Data entries:
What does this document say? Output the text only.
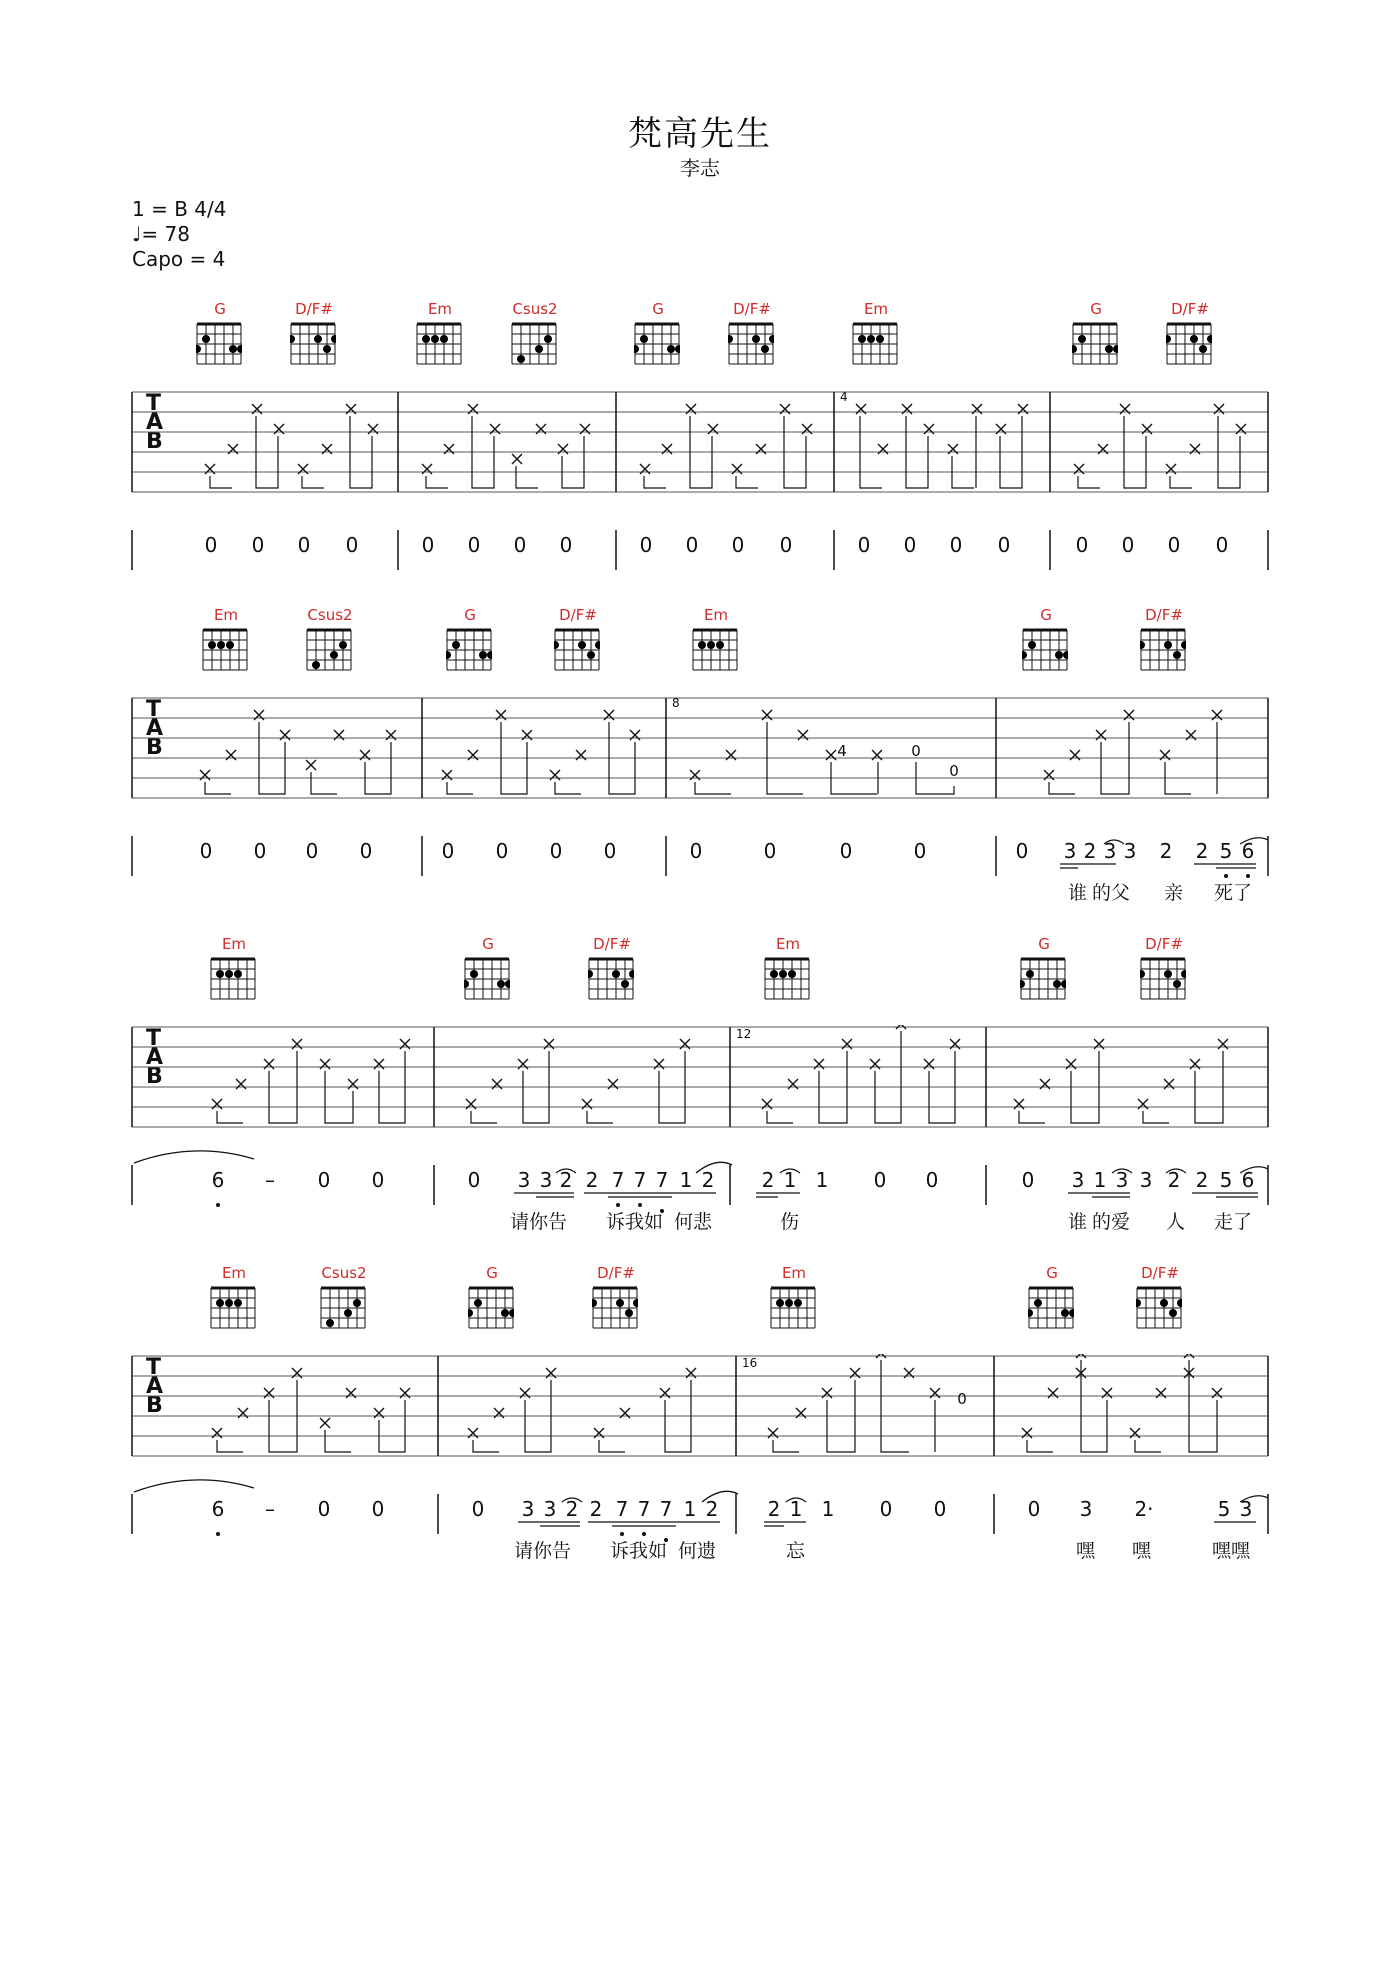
梵高先生
李志
1 = B 4/4
♩= 78
Capo = 4
G	D/F#	Em	Csus2	G	D/F#	Em	G	D/F#
T
A
B
0 0 0 0	0 0 0 0	0 0 0 0	0 0 0 0	0 0 0 0
4
Em	Csus2	G	D/F#	Em	G	D/F#
T
A
B	4	0
0
0 0 0 0	0 0 0 0	0	0	0	0	0 3 2 3 3 2 2 5 6
谁 的父 亲 死了
8
Em	G	D/F#	Em	G	D/F#
T
A
B
6 – 0 0	0 3 3 2 2 7 7 7 1 2 2 1 1 0 0	0 3 1 3 3 2 2 5 6
请你告 诉我如 何悲	伤	谁 的爱 人 走了
12
Em	Csus2	G	D/F#	Em	G	D/F#
T
A
B	0
6 – 0 0	0 3 3 2 2 7 7 7 1 2 2 1 1 0 0	0 3 2·	5 3
请你告 诉我如 何遗	忘	嘿 嘿	嘿嘿
16
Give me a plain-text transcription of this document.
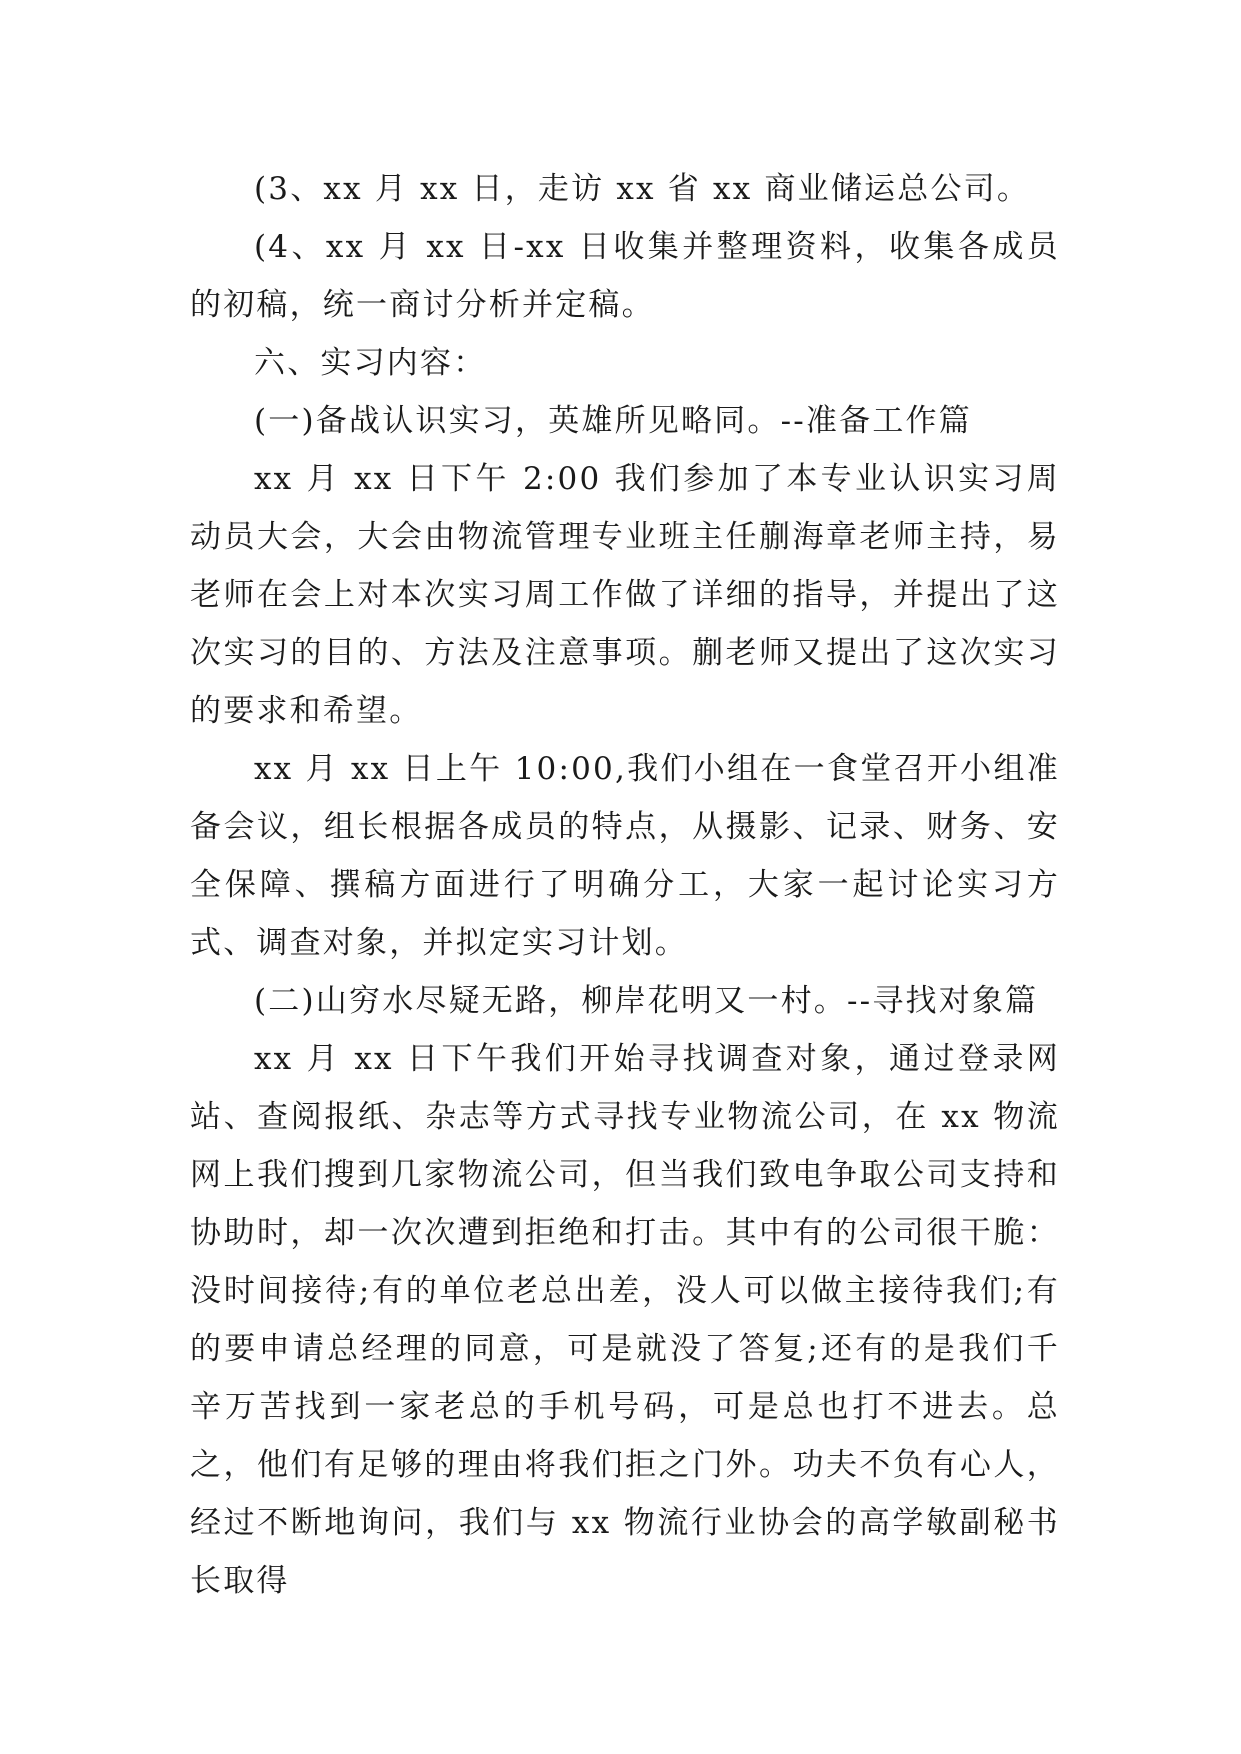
(3、xx 月 xx 日，走访 xx 省 xx 商业储运总公司。

(4、xx 月 xx 日-xx 日收集并整理资料，收集各成员的初稿，统一商讨分析并定稿。

六、实习内容：

(一)备战认识实习，英雄所见略同。--准备工作篇

xx 月 xx 日下午 2:00 我们参加了本专业认识实习周动员大会，大会由物流管理专业班主任蒯海章老师主持，易老师在会上对本次实习周工作做了详细的指导，并提出了这次实习的目的、方法及注意事项。蒯老师又提出了这次实习的要求和希望。

xx 月 xx 日上午 10:00,我们小组在一食堂召开小组准备会议，组长根据各成员的特点，从摄影、记录、财务、安全保障、撰稿方面进行了明确分工，大家一起讨论实习方式、调查对象，并拟定实习计划。

(二)山穷水尽疑无路，柳岸花明又一村。--寻找对象篇

xx 月 xx 日下午我们开始寻找调查对象，通过登录网站、查阅报纸、杂志等方式寻找专业物流公司，在 xx 物流网上我们搜到几家物流公司，但当我们致电争取公司支持和协助时，却一次次遭到拒绝和打击。其中有的公司很干脆：没时间接待;有的单位老总出差，没人可以做主接待我们;有的要申请总经理的同意，可是就没了答复;还有的是我们千辛万苦找到一家老总的手机号码，可是总也打不进去。总之，他们有足够的理由将我们拒之门外。功夫不负有心人，经过不断地询问，我们与 xx 物流行业协会的高学敏副秘书长取得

Objective:
Transcribe every record above exactly as written, leaving out any pictures.

Task result:
What does this document say? Output the text only.
梵高先生
李志
1 = B 4/4
♩= 78
Capo = 4
G	D/F#	Em	Csus2	G	D/F#	Em	G	D/F#
T
A
B
0 0 0 0	0 0 0 0	0 0 0 0	0 0 0 0	0 0 0 0
4
Em	Csus2	G	D/F#	Em	G	D/F#
T
A
B	4	0
0
0 0 0 0	0 0 0 0	0	0	0	0	0 3 2 3 3 2 2 5 6
谁 的父 亲 死了
8
Em	G	D/F#	Em	G	D/F#
T
A
B
6 – 0 0	0 3 3 2 2 7 7 7 1 2 2 1 1 0 0	0 3 1 3 3 2 2 5 6
请你告 诉我如 何悲	伤	谁 的爱 人 走了
12
Em	Csus2	G	D/F#	Em	G	D/F#
T
A
B	0
6 – 0 0	0 3 3 2 2 7 7 7 1 2 2 1 1 0 0	0 3 2·	5 3
请你告 诉我如 何遗	忘	嘿 嘿	嘿嘿
16
Give me a plain-text transcription of this document.
(3、xx 月 xx 日，走访 xx 省 xx 商业储运总公司。

(4、xx 月 xx 日-xx 日收集并整理资料，收集各成员的初稿，统一商讨分析并定稿。

六、实习内容：

(一)备战认识实习，英雄所见略同。--准备工作篇

xx 月 xx 日下午 2:00 我们参加了本专业认识实习周动员大会，大会由物流管理专业班主任蒯海章老师主持，易老师在会上对本次实习周工作做了详细的指导，并提出了这次实习的目的、方法及注意事项。蒯老师又提出了这次实习的要求和希望。

xx 月 xx 日上午 10:00,我们小组在一食堂召开小组准备会议，组长根据各成员的特点，从摄影、记录、财务、安全保障、撰稿方面进行了明确分工，大家一起讨论实习方式、调查对象，并拟定实习计划。

(二)山穷水尽疑无路，柳岸花明又一村。--寻找对象篇

xx 月 xx 日下午我们开始寻找调查对象，通过登录网站、查阅报纸、杂志等方式寻找专业物流公司，在 xx 物流网上我们搜到几家物流公司，但当我们致电争取公司支持和协助时，却一次次遭到拒绝和打击。其中有的公司很干脆：没时间接待;有的单位老总出差，没人可以做主接待我们;有的要申请总经理的同意，可是就没了答复;还有的是我们千辛万苦找到一家老总的手机号码，可是总也打不进去。总之，他们有足够的理由将我们拒之门外。功夫不负有心人，经过不断地询问，我们与 xx 物流行业协会的高学敏副秘书长取得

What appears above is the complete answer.